## Yapılacak işler
1) Okunacak metne göre aşağıdaki soruları yanıtlayın.
(a) Erdoğan'ın toplumu yönetirken kullandığı birinci ve en etkili argüman nedir?
(b) Kılıçdaroğlu, kurulmasını önerdiği hükümete hangi adı vermiştir?
(c) Referandum sonrası Türkiye'nin öncekinden farklı olacağı kaç nedene bağlanıyor ve bu nedenler nelerdir?
2) Aşağıdaki ifadelerin okunacak metinle uyuşup uyuşmadığını belirtin.
(a) Tek parti yönetimi 7 Haziran seçimiyle kaybedilmiş, 1 Kasım seçimiyle yeniden kazanılmıştır.
(b) Referandumda hangi taraf kazanırsa kazansın Türkiye eskisi gibi kalacaktır.
(c) Kılıçdaroğlu, Devlet Bahçeli'ye başbakanlık vermeyi önermiştir.

## Okunacak metin
☆ ☆ ☆ ☆ ☆
Teslim Töre ; Referandum sonrası Türkiye nasıl bir ülke olacak ?

Read Time:6 Minute, 25 Second

Önümüzdeki günler ya da aylarda yapılacak olan; ister evet, ister hayır kazansın, referandum sonrası Türkiye’nin referandum öncesi Türkiye olmayacağı kesin. İki nedenle kesin. Biri yönetimsel, diğeri ülkenin bir bütün olarak yeniden yapılanma sürecine girme olgusu. Yönetimsel olarak: Erdoğan’ın bugüne kadar kullanarak toplumu yönetmekte olduğu argümanların tümü olmasa bile çok önemli bir bölümü elinde kalamayacak. Nedir bugüne kadar kullanarak toplumu yönettiği argümanlar? Birinci ve en etkili argümanı savaştı. Savaşın bir cephesi Kürt Halkı idi. Kürt Halkına savaş açarak 7 Haziran seçimi sonucu kaybetmiş olduğu tek parti yönetimi saltanatını, başkanlık makamını, 1 Kasım seçimi ile yeniden kazandı. Tabi ki; sadece savaşla değil: CHP lideri Kılıçdaroğlu’nun %60’ın hükümeti dediği hükümeti kurmayı hatta Devlet Bahçeli’ye başbakanlık bile vermeyi önermesini kabul etmeyerek, Erdoğan’ın “tekrar seçim” söylemine yataklık yapan Devlet Bahçeli ile de kazandı.
☆ ☆ ☆ ☆ ☆
## Verilen malzeme
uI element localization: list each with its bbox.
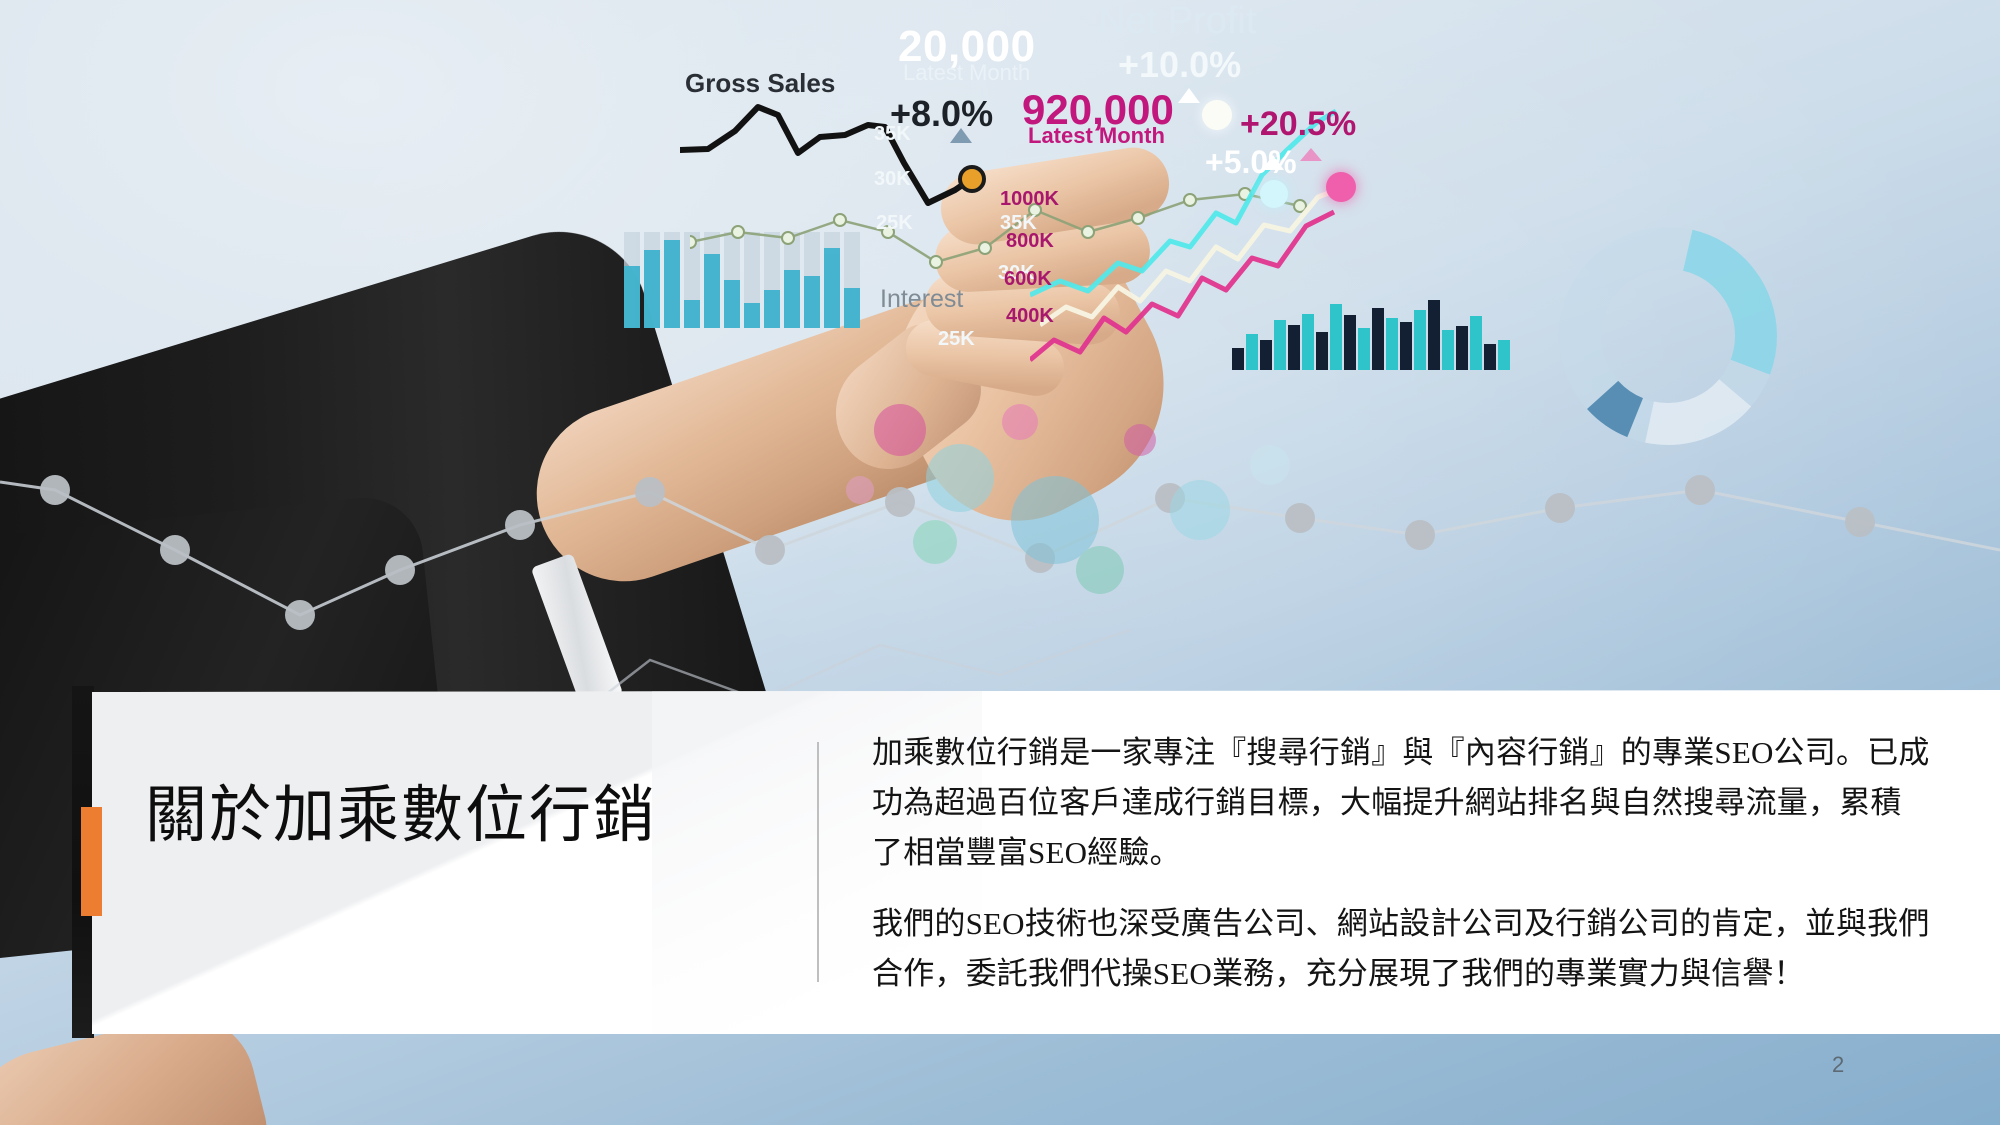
☆ ☆ ☆ ☆ ☆
## Görev sonuçları
1)
(a) Savaş.
(b) %60'ın hükümeti.
(c) İki nedene bağlanıyor. Biri yönetimsel, diğeri ülkenin bir bütün olarak yeniden yapılanma sürecine girmesi.

2)
(a) Evet: "7 Haziran seçimi sonucu kaybetmiş olduğu tek parti yönetimi saltanatını, başkanlık makamını, 1 Kasım seçimi ile yeniden kazandı."
(b) Hayır: "ister evet, ister hayır kazansın, referandum sonrası Türkiye’nin referandum öncesi Türkiye olmayacağı kesin."
(c) Evet: "Devlet Bahçeli’ye başbakanlık bile vermeyi önermesini"